* **Excerpt provided**:
• • • • •

The figure below shows the range of individual models forecasts featured in AR6 – known collectively as the CMIP6 models – between 1970 and 2030, with grey shading and the average projection across all the models shown in black. Individual observational temperature records are represented by coloured lines.

Twelve-month average global average surface temperatures from CMIP6 models and observations between 1970 and 2024. Models use SSP2-4.5 forcings after 2015.Anomalies plotted with respect to a 1981-2010 baseline. Chart by Carbon Brief.
While global temperatures were running below the pace of warming projected by climate models for much of the period between 2008 and 2022, the past two years have been closer to the model average.
However, the CMIP6 models may be biassed a bit too warm, with a subset of “hot” models pushing up the average. The IPCC used an approach that weighted models based on how well they reproduced historical temperatures, rather than simply averaging all the models together.
Excluding these hotter models from the analysis results in observations over recent years much closer to the multi-model average and near the centre of the uncertainty range across all models. It also reveals that the past two years – 2023 and 2024 – have been near the upper end of the model range.

Twelve-month average global average surface temperatures from CMIP5 models and observations between 1970 and 2024. Models use SSP2-4.5 forcings after 2015. Anomalies plotted with respect to a 1981-2010 baseline. Chart by Carbon Brief.
Record low global sea ice extent
Highly accurate observations of Arctic and Antarctic sea ice have been available since polar-observing satellites became available in the late 1970s.

• • • • •

* **Entries supplied**:
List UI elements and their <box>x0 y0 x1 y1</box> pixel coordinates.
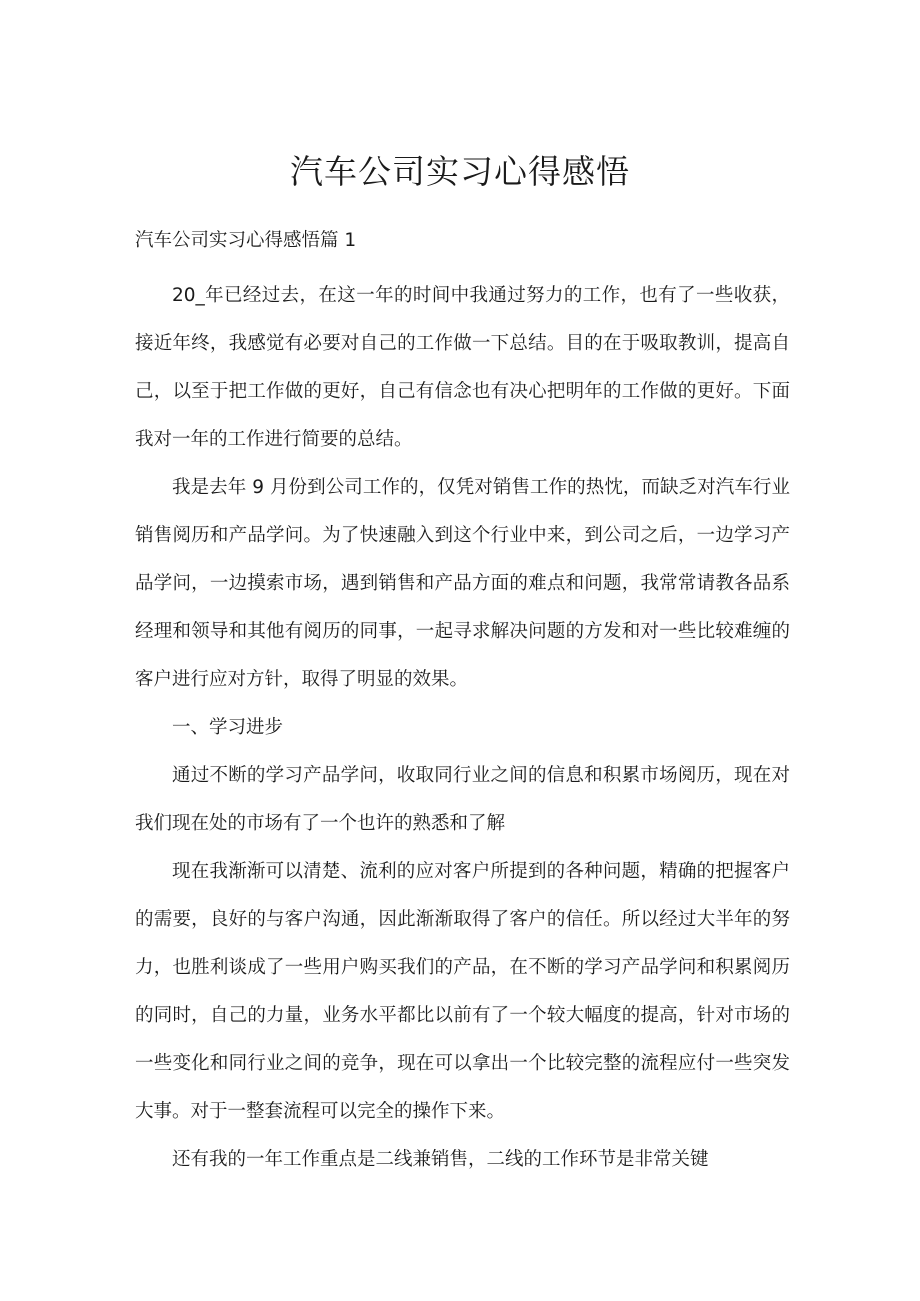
paragraph-2: 我是去年 9 月份到公司工作的，仅凭对销售工作的热忱，而缺乏对汽车行业销售阅历和产品学问。为了快速融入到这个行业中来，到公司之后，一边学习产品学问，一边摸索市场，遇到销售和产品方面的难点和问题，我常常请教各品系经理和领导和其他有阅历的同事，一起寻求解决问题的方发和对一些比较难缠的客户进行应对方针，取得了明显的效果。 <box>135 477 790 690</box>
document-title: 汽车公司实习心得感悟 <box>290 152 630 191</box>
section-heading-learning: 一、学习进步 <box>172 717 284 738</box>
paragraph-5: 还有我的一年工作重点是二线兼销售，二线的工作环节是非常关键 <box>172 1149 709 1170</box>
paragraph-4: 现在我渐渐可以清楚、流利的应对客户所提到的各种问题，精确的把握客户的需要，良好的与客户沟通，因此渐渐取得了客户的信任。所以经过大半年的努力，也胜利谈成了一些用户购买我们的产品，在不断的学习产品学问和积累阅历的同时，自己的力量，业务水平都比以前有了一个较大幅度的提高，针对市场的一些变化和同行业之间的竞争，现在可以拿出一个比较完整的流程应付一些突发大事。对于一整套流程可以完全的操作下来。 <box>135 861 790 1122</box>
paragraph-1: 20_年已经过去，在这一年的时间中我通过努力的工作，也有了一些收获，接近年终，我感觉有必要对自己的工作做一下总结。目的在于吸取教训，提高自己，以至于把工作做的更好，自己有信念也有决心把明年的工作做的更好。下面我对一年的工作进行简要的总结。 <box>135 285 790 450</box>
paragraph-3: 通过不断的学习产品学问，收取同行业之间的信息和积累市场阅历，现在对我们现在处的市场有了一个也许的熟悉和了解 <box>135 765 790 834</box>
document-body <box>135 272 790 1184</box>
section-subtitle: 汽车公司实习心得感悟篇 1 <box>135 230 357 251</box>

• • • • •

* **What is asked**:
Reproduce the full excerpt on climate model projections and observed temperatures verbatim, from its first line to its last.

* **Solution below**:
The figure below shows the range of individual models forecasts featured in AR6 – known collectively as the CMIP6 models – between 1970 and 2030, with grey shading and the average projection across all the models shown in black. Individual observational temperature records are represented by coloured lines.

Twelve-month average global average surface temperatures from CMIP6 models and observations between 1970 and 2024. Models use SSP2-4.5 forcings after 2015.Anomalies plotted with respect to a 1981-2010 baseline. Chart by Carbon Brief.
While global temperatures were running below the pace of warming projected by climate models for much of the period between 2008 and 2022, the past two years have been closer to the model average.
However, the CMIP6 models may be biassed a bit too warm, with a subset of “hot” models pushing up the average. The IPCC used an approach that weighted models based on how well they reproduced historical temperatures, rather than simply averaging all the models together.
Excluding these hotter models from the analysis results in observations over recent years much closer to the multi-model average and near the centre of the uncertainty range across all models. It also reveals that the past two years – 2023 and 2024 – have been near the upper end of the model range.

Twelve-month average global average surface temperatures from CMIP5 models and observations between 1970 and 2024. Models use SSP2-4.5 forcings after 2015. Anomalies plotted with respect to a 1981-2010 baseline. Chart by Carbon Brief.
Record low global sea ice extent
Highly accurate observations of Arctic and Antarctic sea ice have been available since polar-observing satellites became available in the late 1970s.